╭─ ENTRIES SUPPLIED

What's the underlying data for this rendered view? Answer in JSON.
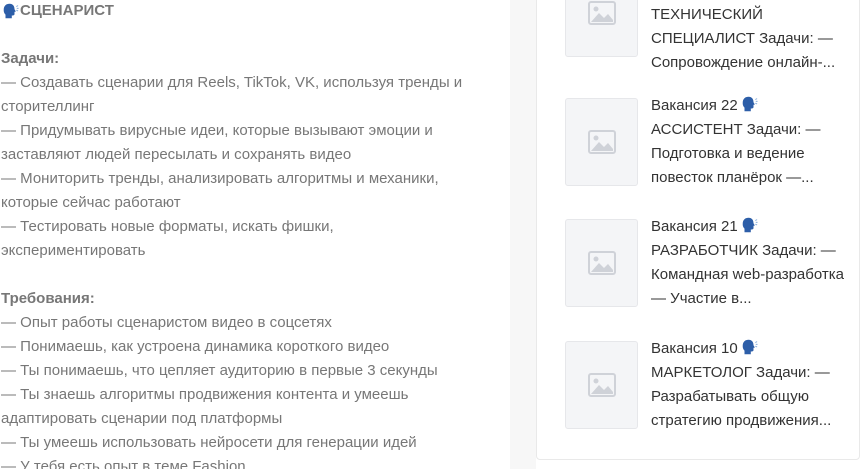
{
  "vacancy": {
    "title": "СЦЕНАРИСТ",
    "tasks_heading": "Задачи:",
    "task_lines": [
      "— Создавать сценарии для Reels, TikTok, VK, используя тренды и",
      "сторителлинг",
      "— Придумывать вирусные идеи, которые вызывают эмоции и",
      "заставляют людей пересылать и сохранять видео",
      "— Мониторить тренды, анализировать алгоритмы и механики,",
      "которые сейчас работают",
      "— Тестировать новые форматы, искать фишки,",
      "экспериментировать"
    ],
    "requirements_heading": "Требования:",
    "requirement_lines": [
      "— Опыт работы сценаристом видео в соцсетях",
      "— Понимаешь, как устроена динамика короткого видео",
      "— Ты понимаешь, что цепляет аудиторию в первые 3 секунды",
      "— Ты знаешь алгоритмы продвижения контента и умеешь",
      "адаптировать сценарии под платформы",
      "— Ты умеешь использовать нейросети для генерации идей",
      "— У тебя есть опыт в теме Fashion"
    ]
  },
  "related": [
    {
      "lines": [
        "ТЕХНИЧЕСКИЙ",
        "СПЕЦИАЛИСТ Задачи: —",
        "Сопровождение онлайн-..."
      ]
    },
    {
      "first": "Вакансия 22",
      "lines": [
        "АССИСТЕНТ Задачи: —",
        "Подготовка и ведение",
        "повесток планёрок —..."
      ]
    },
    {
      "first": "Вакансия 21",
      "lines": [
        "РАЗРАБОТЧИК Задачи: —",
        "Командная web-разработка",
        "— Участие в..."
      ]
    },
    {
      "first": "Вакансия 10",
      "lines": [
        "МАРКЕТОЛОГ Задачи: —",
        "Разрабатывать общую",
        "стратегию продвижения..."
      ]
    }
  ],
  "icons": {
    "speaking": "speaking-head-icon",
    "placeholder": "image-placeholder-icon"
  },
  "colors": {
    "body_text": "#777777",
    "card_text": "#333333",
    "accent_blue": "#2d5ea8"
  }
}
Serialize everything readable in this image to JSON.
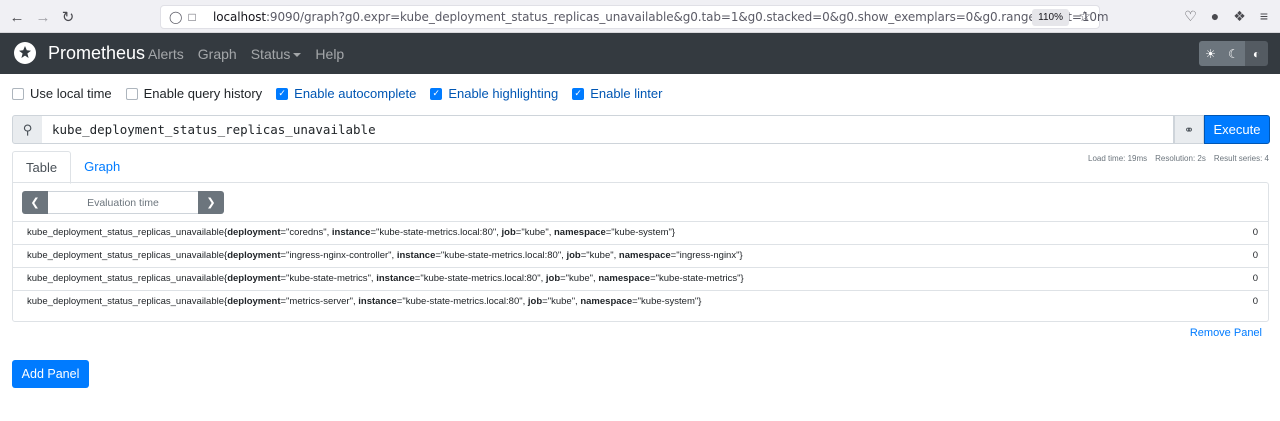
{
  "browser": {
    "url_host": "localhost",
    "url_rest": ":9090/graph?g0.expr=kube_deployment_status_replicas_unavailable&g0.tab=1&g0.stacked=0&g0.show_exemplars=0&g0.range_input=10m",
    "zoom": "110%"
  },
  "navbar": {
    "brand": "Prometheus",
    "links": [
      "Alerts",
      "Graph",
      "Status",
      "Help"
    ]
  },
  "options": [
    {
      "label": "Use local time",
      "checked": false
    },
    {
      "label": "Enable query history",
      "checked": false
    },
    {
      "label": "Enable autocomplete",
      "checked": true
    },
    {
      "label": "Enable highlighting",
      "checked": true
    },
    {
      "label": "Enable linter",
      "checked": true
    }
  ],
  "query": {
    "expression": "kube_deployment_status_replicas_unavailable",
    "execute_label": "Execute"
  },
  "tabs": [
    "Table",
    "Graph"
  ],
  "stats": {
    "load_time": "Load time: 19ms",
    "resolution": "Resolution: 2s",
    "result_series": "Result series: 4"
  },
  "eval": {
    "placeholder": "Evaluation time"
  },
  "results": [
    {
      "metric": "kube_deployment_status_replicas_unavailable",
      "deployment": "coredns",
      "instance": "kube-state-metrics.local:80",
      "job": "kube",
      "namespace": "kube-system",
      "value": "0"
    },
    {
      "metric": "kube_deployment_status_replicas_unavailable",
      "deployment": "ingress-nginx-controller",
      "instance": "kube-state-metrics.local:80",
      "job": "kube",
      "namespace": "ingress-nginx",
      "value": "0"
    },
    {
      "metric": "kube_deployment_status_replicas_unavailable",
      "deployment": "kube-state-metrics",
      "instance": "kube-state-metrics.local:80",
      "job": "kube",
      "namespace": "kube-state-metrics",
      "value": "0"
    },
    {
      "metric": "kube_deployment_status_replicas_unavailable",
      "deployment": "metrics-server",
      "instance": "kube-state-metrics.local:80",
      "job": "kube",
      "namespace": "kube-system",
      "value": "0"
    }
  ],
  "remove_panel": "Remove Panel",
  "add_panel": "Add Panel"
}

╰─

> _WORK REQUIRED_
Restate each entry word for word, leaving out any pictures.

> _TASK RESPONSE_
What's the underlying data for this rendered view? Answer in JSON.
{
  "vacancy": {
    "title": "СЦЕНАРИСТ",
    "tasks_heading": "Задачи:",
    "task_lines": [
      "— Создавать сценарии для Reels, TikTok, VK, используя тренды и",
      "сторителлинг",
      "— Придумывать вирусные идеи, которые вызывают эмоции и",
      "заставляют людей пересылать и сохранять видео",
      "— Мониторить тренды, анализировать алгоритмы и механики,",
      "которые сейчас работают",
      "— Тестировать новые форматы, искать фишки,",
      "экспериментировать"
    ],
    "requirements_heading": "Требования:",
    "requirement_lines": [
      "— Опыт работы сценаристом видео в соцсетях",
      "— Понимаешь, как устроена динамика короткого видео",
      "— Ты понимаешь, что цепляет аудиторию в первые 3 секунды",
      "— Ты знаешь алгоритмы продвижения контента и умеешь",
      "адаптировать сценарии под платформы",
      "— Ты умеешь использовать нейросети для генерации идей",
      "— У тебя есть опыт в теме Fashion"
    ]
  },
  "related": [
    {
      "lines": [
        "ТЕХНИЧЕСКИЙ",
        "СПЕЦИАЛИСТ Задачи: —",
        "Сопровождение онлайн-..."
      ]
    },
    {
      "first": "Вакансия 22",
      "lines": [
        "АССИСТЕНТ Задачи: —",
        "Подготовка и ведение",
        "повесток планёрок —..."
      ]
    },
    {
      "first": "Вакансия 21",
      "lines": [
        "РАЗРАБОТЧИК Задачи: —",
        "Командная web-разработка",
        "— Участие в..."
      ]
    },
    {
      "first": "Вакансия 10",
      "lines": [
        "МАРКЕТОЛОГ Задачи: —",
        "Разрабатывать общую",
        "стратегию продвижения..."
      ]
    }
  ],
  "icons": {
    "speaking": "speaking-head-icon",
    "placeholder": "image-placeholder-icon"
  },
  "colors": {
    "body_text": "#777777",
    "card_text": "#333333",
    "accent_blue": "#2d5ea8"
  }
}
Serialize everything readable in this image to JSON.
{
  "browser": {
    "url_host": "localhost",
    "url_rest": ":9090/graph?g0.expr=kube_deployment_status_replicas_unavailable&g0.tab=1&g0.stacked=0&g0.show_exemplars=0&g0.range_input=10m",
    "zoom": "110%"
  },
  "navbar": {
    "brand": "Prometheus",
    "links": [
      "Alerts",
      "Graph",
      "Status",
      "Help"
    ]
  },
  "options": [
    {
      "label": "Use local time",
      "checked": false
    },
    {
      "label": "Enable query history",
      "checked": false
    },
    {
      "label": "Enable autocomplete",
      "checked": true
    },
    {
      "label": "Enable highlighting",
      "checked": true
    },
    {
      "label": "Enable linter",
      "checked": true
    }
  ],
  "query": {
    "expression": "kube_deployment_status_replicas_unavailable",
    "execute_label": "Execute"
  },
  "tabs": [
    "Table",
    "Graph"
  ],
  "stats": {
    "load_time": "Load time: 19ms",
    "resolution": "Resolution: 2s",
    "result_series": "Result series: 4"
  },
  "eval": {
    "placeholder": "Evaluation time"
  },
  "results": [
    {
      "metric": "kube_deployment_status_replicas_unavailable",
      "deployment": "coredns",
      "instance": "kube-state-metrics.local:80",
      "job": "kube",
      "namespace": "kube-system",
      "value": "0"
    },
    {
      "metric": "kube_deployment_status_replicas_unavailable",
      "deployment": "ingress-nginx-controller",
      "instance": "kube-state-metrics.local:80",
      "job": "kube",
      "namespace": "ingress-nginx",
      "value": "0"
    },
    {
      "metric": "kube_deployment_status_replicas_unavailable",
      "deployment": "kube-state-metrics",
      "instance": "kube-state-metrics.local:80",
      "job": "kube",
      "namespace": "kube-state-metrics",
      "value": "0"
    },
    {
      "metric": "kube_deployment_status_replicas_unavailable",
      "deployment": "metrics-server",
      "instance": "kube-state-metrics.local:80",
      "job": "kube",
      "namespace": "kube-system",
      "value": "0"
    }
  ],
  "remove_panel": "Remove Panel",
  "add_panel": "Add Panel"
}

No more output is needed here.